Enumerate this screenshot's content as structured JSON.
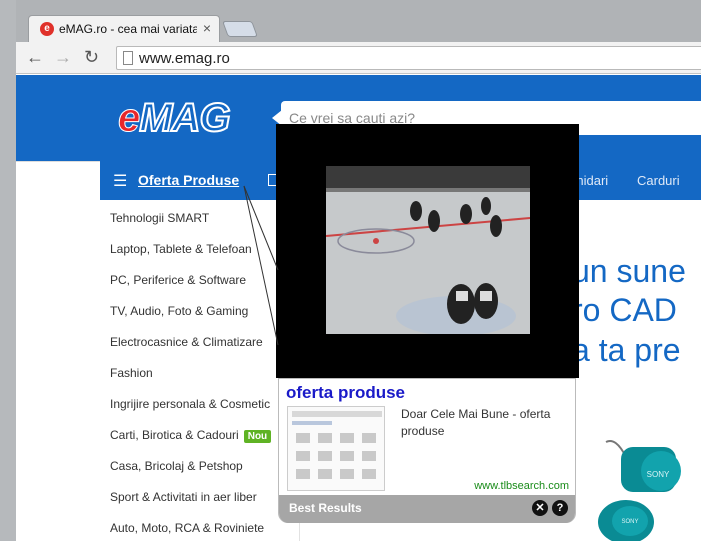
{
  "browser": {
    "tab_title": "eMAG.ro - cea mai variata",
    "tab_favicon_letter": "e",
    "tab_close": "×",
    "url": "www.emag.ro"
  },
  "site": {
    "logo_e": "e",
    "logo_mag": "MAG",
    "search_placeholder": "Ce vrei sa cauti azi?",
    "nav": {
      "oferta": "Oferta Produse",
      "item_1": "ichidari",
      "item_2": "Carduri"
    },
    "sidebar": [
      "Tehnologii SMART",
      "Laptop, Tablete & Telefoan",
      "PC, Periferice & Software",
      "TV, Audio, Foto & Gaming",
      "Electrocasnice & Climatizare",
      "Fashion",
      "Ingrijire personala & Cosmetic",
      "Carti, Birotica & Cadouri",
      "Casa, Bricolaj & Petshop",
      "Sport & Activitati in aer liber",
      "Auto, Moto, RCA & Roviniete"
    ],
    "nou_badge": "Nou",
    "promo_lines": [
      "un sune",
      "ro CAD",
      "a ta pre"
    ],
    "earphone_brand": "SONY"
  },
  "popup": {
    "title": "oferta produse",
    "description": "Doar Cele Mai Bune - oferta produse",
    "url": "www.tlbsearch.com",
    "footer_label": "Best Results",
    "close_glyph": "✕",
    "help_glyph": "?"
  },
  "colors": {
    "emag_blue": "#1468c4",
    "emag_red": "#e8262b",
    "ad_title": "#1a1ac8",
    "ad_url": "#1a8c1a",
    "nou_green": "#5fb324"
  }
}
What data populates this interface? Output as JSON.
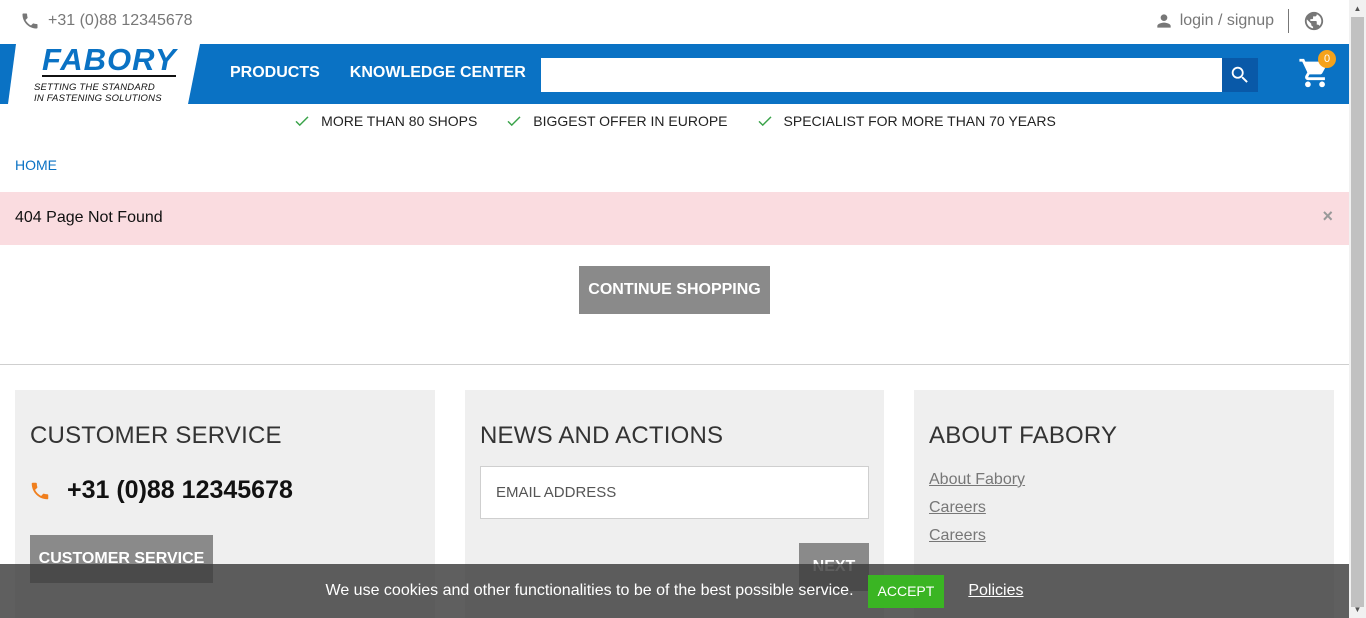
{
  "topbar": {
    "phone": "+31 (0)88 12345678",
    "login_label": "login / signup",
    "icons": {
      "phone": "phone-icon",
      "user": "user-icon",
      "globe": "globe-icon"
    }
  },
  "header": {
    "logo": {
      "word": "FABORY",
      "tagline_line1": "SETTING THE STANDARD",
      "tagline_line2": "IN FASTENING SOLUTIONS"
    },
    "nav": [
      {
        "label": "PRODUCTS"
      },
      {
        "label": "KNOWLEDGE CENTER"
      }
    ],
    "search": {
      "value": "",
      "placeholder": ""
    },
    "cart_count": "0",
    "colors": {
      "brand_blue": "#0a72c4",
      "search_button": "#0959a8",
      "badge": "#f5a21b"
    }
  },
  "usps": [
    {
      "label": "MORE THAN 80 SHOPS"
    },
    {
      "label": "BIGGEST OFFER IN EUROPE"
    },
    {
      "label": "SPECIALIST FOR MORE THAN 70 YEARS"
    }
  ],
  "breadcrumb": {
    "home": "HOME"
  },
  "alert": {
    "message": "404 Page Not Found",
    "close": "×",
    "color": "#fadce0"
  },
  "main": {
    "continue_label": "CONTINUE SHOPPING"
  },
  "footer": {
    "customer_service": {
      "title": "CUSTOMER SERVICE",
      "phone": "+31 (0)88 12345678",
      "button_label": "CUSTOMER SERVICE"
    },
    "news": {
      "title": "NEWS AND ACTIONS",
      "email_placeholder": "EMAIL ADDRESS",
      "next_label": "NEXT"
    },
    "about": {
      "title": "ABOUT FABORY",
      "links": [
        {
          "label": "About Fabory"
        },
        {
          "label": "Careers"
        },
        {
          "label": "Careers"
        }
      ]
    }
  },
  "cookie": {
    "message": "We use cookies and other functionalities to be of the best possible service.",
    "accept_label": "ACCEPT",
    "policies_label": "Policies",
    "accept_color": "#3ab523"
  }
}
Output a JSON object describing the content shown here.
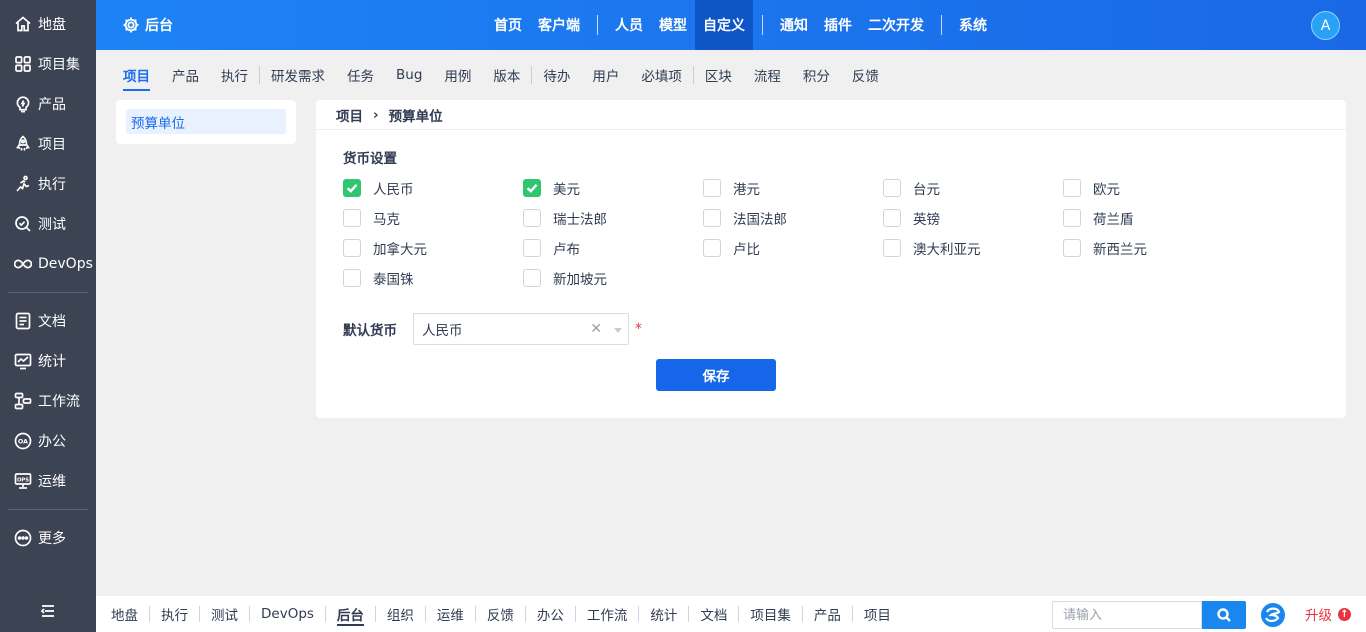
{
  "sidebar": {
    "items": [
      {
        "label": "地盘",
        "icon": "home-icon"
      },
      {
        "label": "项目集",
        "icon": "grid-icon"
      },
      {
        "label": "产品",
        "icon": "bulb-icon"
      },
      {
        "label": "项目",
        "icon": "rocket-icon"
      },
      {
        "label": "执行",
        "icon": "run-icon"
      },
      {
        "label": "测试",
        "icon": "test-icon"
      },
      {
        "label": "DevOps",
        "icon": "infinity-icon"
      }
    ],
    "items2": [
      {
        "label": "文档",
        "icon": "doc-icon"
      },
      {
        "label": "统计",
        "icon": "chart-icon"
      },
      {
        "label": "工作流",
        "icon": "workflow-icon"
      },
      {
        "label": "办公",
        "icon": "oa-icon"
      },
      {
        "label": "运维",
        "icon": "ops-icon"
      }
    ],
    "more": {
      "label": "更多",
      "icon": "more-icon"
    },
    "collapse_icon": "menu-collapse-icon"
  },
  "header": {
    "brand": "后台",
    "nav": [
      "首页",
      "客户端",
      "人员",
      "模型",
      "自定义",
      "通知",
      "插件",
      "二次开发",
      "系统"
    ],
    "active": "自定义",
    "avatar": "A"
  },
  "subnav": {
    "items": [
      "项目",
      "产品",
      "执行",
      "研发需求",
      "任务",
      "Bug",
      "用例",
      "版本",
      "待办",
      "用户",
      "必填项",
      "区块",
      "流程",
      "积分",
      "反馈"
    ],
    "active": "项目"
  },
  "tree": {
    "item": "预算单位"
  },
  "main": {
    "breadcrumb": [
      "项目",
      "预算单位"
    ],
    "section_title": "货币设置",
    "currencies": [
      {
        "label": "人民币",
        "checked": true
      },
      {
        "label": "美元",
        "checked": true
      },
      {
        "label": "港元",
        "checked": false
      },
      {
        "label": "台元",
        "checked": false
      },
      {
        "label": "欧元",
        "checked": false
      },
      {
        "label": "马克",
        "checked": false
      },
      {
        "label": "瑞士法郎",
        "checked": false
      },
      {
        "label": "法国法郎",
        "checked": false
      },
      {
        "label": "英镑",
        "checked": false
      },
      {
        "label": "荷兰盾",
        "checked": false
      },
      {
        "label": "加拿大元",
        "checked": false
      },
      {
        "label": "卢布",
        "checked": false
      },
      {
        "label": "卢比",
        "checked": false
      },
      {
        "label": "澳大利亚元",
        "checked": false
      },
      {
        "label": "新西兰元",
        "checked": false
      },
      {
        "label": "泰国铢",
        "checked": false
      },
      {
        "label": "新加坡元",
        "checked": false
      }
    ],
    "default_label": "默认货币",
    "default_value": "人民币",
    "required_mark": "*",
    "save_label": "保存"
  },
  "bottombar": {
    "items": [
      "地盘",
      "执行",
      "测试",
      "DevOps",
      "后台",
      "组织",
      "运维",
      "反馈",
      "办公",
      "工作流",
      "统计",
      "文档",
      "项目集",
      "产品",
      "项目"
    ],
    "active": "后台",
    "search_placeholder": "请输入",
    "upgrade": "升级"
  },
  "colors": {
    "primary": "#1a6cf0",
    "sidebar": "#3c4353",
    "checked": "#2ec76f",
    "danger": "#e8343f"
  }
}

*Job*
In the entries above, find each line with the word "content" and show it.

*Exercise response*
Enumerate this screenshot's content as structured JSON.
Output a JSON object describing the content shown here.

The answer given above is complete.